>> Start Items
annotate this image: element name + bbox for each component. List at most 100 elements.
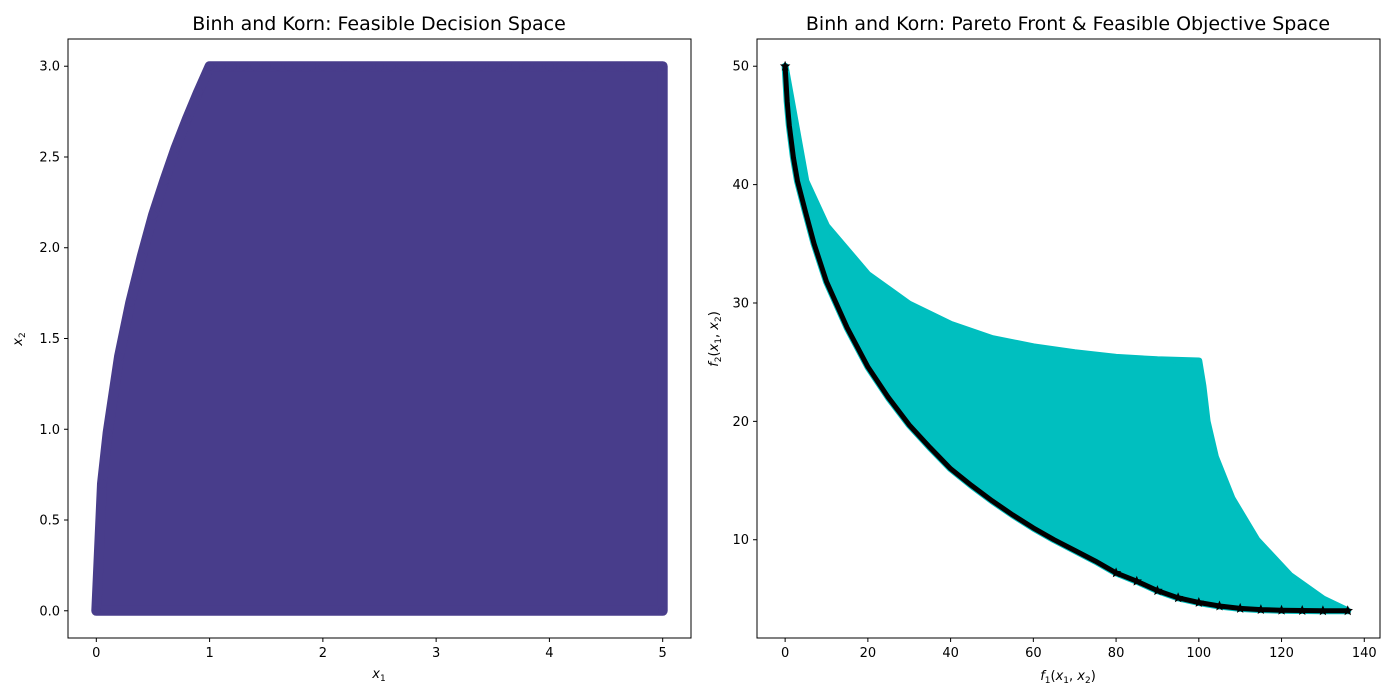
decision-space-point xyxy=(193,87,203,97)
decision-space-point xyxy=(97,479,107,489)
objective-space-y-tick-label: 50 xyxy=(732,60,749,75)
objective-space-x-tick-label: 80 xyxy=(1108,646,1125,661)
decision-space-point xyxy=(612,61,622,71)
decision-space-point xyxy=(318,61,328,71)
objective-space-y-label: f2(x1, x2) xyxy=(707,311,724,367)
decision-space-point xyxy=(159,176,169,186)
decision-space-point xyxy=(601,61,611,71)
decision-space-feasible-region xyxy=(91,61,668,616)
decision-space-point xyxy=(239,61,249,71)
decision-space-point xyxy=(216,61,226,71)
decision-space-point xyxy=(533,61,543,71)
decision-space-point xyxy=(171,143,181,153)
pareto-front-point xyxy=(1342,605,1353,616)
decision-space-point xyxy=(375,61,384,71)
pareto-front-point xyxy=(1172,592,1184,603)
decision-space-point xyxy=(103,428,113,438)
objective-space-y-tick-label: 30 xyxy=(732,296,749,311)
decision-space-point xyxy=(363,61,373,71)
decision-space-point xyxy=(578,61,588,71)
decision-space-y-tick-label: 3.0 xyxy=(39,60,60,75)
decision-space-x-tick-label: 0 xyxy=(92,646,100,661)
decision-space-x-tick-label: 3 xyxy=(432,646,440,661)
decision-space-y-tick-label: 1.0 xyxy=(39,423,60,438)
decision-space-panel: Binh and Korn: Feasible Decision Space 0… xyxy=(11,13,692,684)
decision-space-x-ticks: 0 1 2 3 4 5 xyxy=(92,638,667,661)
decision-space-point xyxy=(148,210,158,220)
decision-space-point xyxy=(386,61,396,71)
pareto-front-point xyxy=(1131,575,1142,586)
decision-space-point xyxy=(476,61,486,71)
pareto-front-point xyxy=(1317,605,1329,616)
decision-space-x-tick-label: 1 xyxy=(205,646,213,661)
decision-space-point xyxy=(352,61,362,71)
decision-space-point xyxy=(295,61,305,71)
pareto-front-point xyxy=(1276,604,1287,615)
decision-space-point xyxy=(205,61,215,71)
decision-space-title: Binh and Korn: Feasible Decision Space xyxy=(192,13,566,35)
decision-space-point xyxy=(442,61,452,71)
decision-space-point xyxy=(522,61,532,71)
decision-space-x-tick-label: 2 xyxy=(319,646,327,661)
decision-space-point xyxy=(114,352,124,362)
decision-space-point xyxy=(284,61,294,71)
objective-space-y-tick-label: 10 xyxy=(732,533,749,548)
objective-space-x-tick-label: 120 xyxy=(1269,646,1294,661)
pareto-front-point xyxy=(1193,597,1204,607)
decision-space-x-label: x1 xyxy=(371,667,385,684)
decision-space-point xyxy=(273,61,283,71)
decision-space-point xyxy=(465,61,475,71)
objective-space-x-tick-label: 0 xyxy=(781,646,789,661)
decision-space-point xyxy=(397,61,407,71)
objective-space-title: Binh and Korn: Pareto Front & Feasible O… xyxy=(806,13,1330,35)
decision-space-point xyxy=(624,61,634,71)
pareto-front-point xyxy=(1234,602,1246,613)
decision-space-point xyxy=(454,61,464,71)
objective-space-y-tick-label: 20 xyxy=(732,415,749,430)
decision-space-point xyxy=(658,61,668,71)
decision-space-point xyxy=(567,61,577,71)
decision-space-y-tick-label: 2.5 xyxy=(39,150,60,165)
objective-space-x-tick-label: 40 xyxy=(942,646,959,661)
decision-space-point xyxy=(556,61,566,71)
objective-space-y-ticks: 10 20 30 40 50 xyxy=(732,60,757,548)
decision-space-point xyxy=(544,61,554,71)
pareto-front-point xyxy=(1214,600,1225,611)
pareto-front-line xyxy=(782,63,1351,614)
decision-space-marks xyxy=(91,61,668,616)
decision-space-point xyxy=(646,61,656,71)
decision-space-point xyxy=(125,297,135,307)
objective-space-x-tick-label: 140 xyxy=(1352,646,1377,661)
decision-space-point xyxy=(510,61,520,71)
decision-space-y-label: x2 xyxy=(11,332,28,346)
decision-space-point xyxy=(431,61,441,71)
pareto-front-point xyxy=(1152,585,1163,596)
decision-space-y-tick-label: 2.0 xyxy=(39,241,60,256)
objective-space-y-tick-label: 40 xyxy=(732,178,749,193)
objective-space-panel: Binh and Korn: Pareto Front & Feasible O… xyxy=(707,13,1381,686)
decision-space-y-tick-label: 0.5 xyxy=(39,514,60,529)
decision-space-point xyxy=(408,61,418,71)
decision-space-x-tick-label: 4 xyxy=(545,646,553,661)
pareto-front-point xyxy=(1110,567,1122,578)
decision-space-point xyxy=(307,61,317,71)
objective-space-marks xyxy=(779,60,1353,616)
decision-space-point xyxy=(658,606,668,616)
decision-space-point xyxy=(590,61,600,71)
decision-space-x-tick-label: 5 xyxy=(659,646,667,661)
decision-space-y-ticks: 0.0 0.5 1.0 1.5 2.0 2.5 3.0 xyxy=(39,60,68,619)
decision-space-point xyxy=(420,61,430,71)
pareto-front-point xyxy=(1297,605,1308,615)
objective-space-x-tick-label: 100 xyxy=(1186,646,1211,661)
decision-space-point xyxy=(227,61,237,71)
decision-space-point xyxy=(91,606,101,616)
objective-space-x-label: f1(x1, x2) xyxy=(1040,669,1096,686)
objective-space-x-tick-label: 20 xyxy=(860,646,877,661)
decision-space-point xyxy=(261,61,271,71)
decision-space-point xyxy=(499,61,509,71)
decision-space-y-tick-label: 1.5 xyxy=(39,332,60,347)
pareto-front-point xyxy=(1255,604,1267,614)
objective-space-x-tick-label: 60 xyxy=(1025,646,1042,661)
decision-space-point xyxy=(250,61,260,71)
>> End Items
● Set problem
Recast the lines from the line with "decision-space-point xyxy=(193,87,203,97)" to the line with "decision-space-point xyxy=(533,61,543,71)" as a JSON list of strings, one per line, with blank lines dropped.

● Response to the task
[
  "decision-space-point xyxy=(193,87,203,97)",
  "decision-space-point xyxy=(97,479,107,489)",
  "objective-space-y-tick-label: 50 xyxy=(732,60,749,75)",
  "objective-space-x-tick-label: 80 xyxy=(1108,646,1125,661)",
  "decision-space-point xyxy=(612,61,622,71)",
  "decision-space-point xyxy=(318,61,328,71)",
  "objective-space-y-label: f2(x1, x2) xyxy=(707,311,724,367)",
  "decision-space-point xyxy=(159,176,169,186)",
  "decision-space-point xyxy=(601,61,611,71)",
  "decision-space-feasible-region xyxy=(91,61,668,616)",
  "decision-space-point xyxy=(239,61,249,71)",
  "decision-space-point xyxy=(216,61,226,71)",
  "decision-space-point xyxy=(533,61,543,71)"
]